++++ Stored records

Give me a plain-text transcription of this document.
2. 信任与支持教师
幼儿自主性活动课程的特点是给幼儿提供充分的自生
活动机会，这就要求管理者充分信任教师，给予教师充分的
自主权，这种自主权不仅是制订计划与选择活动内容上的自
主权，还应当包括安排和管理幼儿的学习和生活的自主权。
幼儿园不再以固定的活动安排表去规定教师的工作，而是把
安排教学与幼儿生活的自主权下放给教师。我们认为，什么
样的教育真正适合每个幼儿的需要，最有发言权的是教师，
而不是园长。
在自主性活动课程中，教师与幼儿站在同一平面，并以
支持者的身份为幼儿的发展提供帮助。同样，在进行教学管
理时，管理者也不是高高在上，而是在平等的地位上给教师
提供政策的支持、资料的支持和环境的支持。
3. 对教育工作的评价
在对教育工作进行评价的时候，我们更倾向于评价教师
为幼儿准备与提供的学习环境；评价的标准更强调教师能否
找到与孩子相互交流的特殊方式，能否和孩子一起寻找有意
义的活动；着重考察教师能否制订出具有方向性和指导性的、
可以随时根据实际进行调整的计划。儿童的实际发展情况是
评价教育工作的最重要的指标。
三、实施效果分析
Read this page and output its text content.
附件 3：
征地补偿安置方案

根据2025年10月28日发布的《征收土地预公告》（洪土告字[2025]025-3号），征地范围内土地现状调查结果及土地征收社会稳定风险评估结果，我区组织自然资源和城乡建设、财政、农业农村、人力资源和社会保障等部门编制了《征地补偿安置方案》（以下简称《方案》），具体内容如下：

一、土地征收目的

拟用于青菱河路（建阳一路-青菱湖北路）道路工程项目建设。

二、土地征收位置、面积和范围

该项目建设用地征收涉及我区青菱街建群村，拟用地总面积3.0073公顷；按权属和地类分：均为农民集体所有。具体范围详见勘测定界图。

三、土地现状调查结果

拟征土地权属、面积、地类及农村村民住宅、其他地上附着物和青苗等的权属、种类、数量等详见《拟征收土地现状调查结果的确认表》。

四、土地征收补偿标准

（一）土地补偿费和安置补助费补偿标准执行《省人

++++++++

▶ **Problem description**
Look through the entries above and count each line holding "text"; report the count alone.

▶ **Result for this exercise**
2